**Listed entries:**
━━━━━━━━━━━━━━━━━━━━
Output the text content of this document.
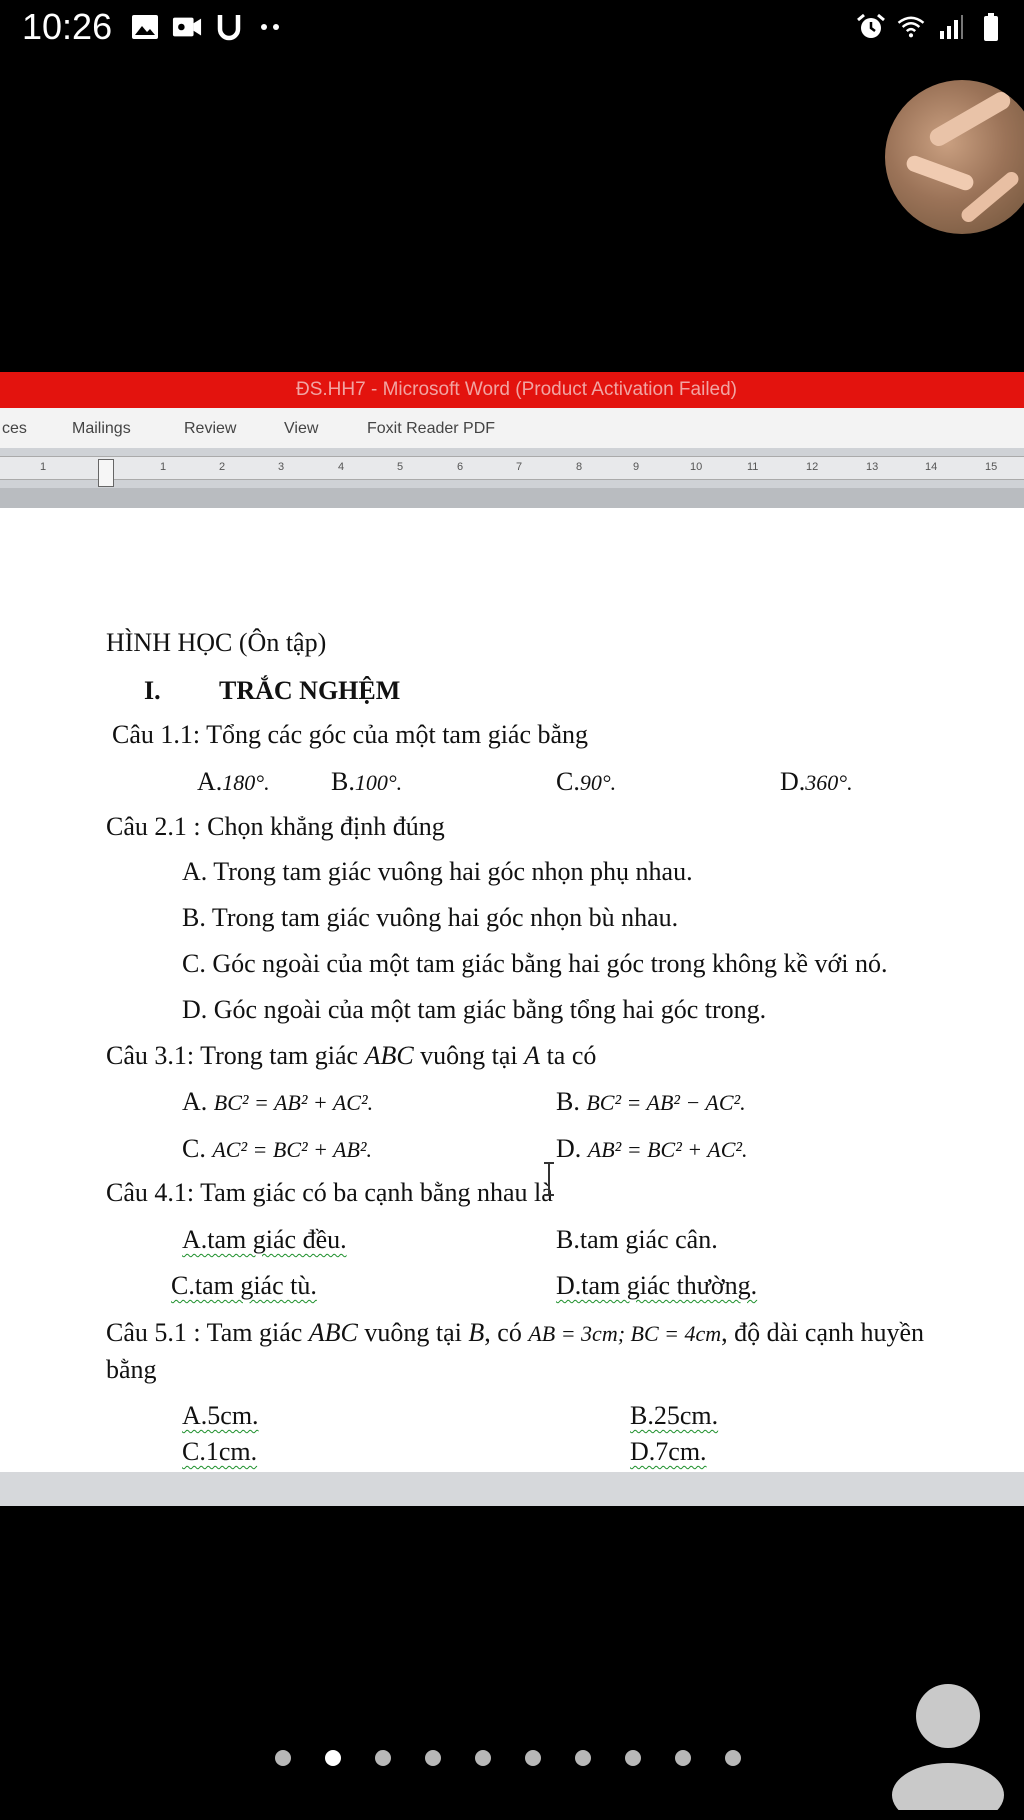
10:26
ĐS.HH7 - Microsoft Word (Product Activation Failed)
ces	Mailings	Review	View	Foxit Reader PDF
1	1	2	3	4	5	6	7	8	9	10	11	12	13	14	15
HÌNH HỌC (Ôn tập)
I. TRẮC NGHỆM
Câu 1.1: Tổng các góc của một tam giác bằng
A.180°. B.100°.	C.90°.	D.360°.
Câu 2.1 : Chọn khẳng định đúng
A. Trong tam giác vuông hai góc nhọn phụ nhau.
B. Trong tam giác vuông hai góc nhọn bù nhau.
C. Góc ngoài của một tam giác bằng hai góc trong không kề với nó.
D. Góc ngoài của một tam giác bằng tổng hai góc trong.
Câu 3.1: Trong tam giác ABC vuông tại A ta có
A. BC² = AB² + AC².	B. BC² = AB² − AC².
C. AC² = BC² + AB².	D. AB² = BC² + AC².
Câu 4.1: Tam giác có ba cạnh bằng nhau là
A.tam giác đều.	B.tam giác cân.
C.tam giác tù.	D.tam giác thường.
Câu 5.1 : Tam giác ABC vuông tại B, có AB = 3cm; BC = 4cm, độ dài cạnh huyền
bằng
A.5cm.	B.25cm.
C.1cm.	D.7cm.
━━━━━━━━━━━━━━━━━━━━
Where a line above holds the string "bằng", show that line.

**Response to the exercise:**
Câu 1.1: Tổng các góc của một tam giác bằng
C. Góc ngoài của một tam giác bằng hai góc trong không kề với nó.
D. Góc ngoài của một tam giác bằng tổng hai góc trong.
Câu 4.1: Tam giác có ba cạnh bằng nhau là
bằng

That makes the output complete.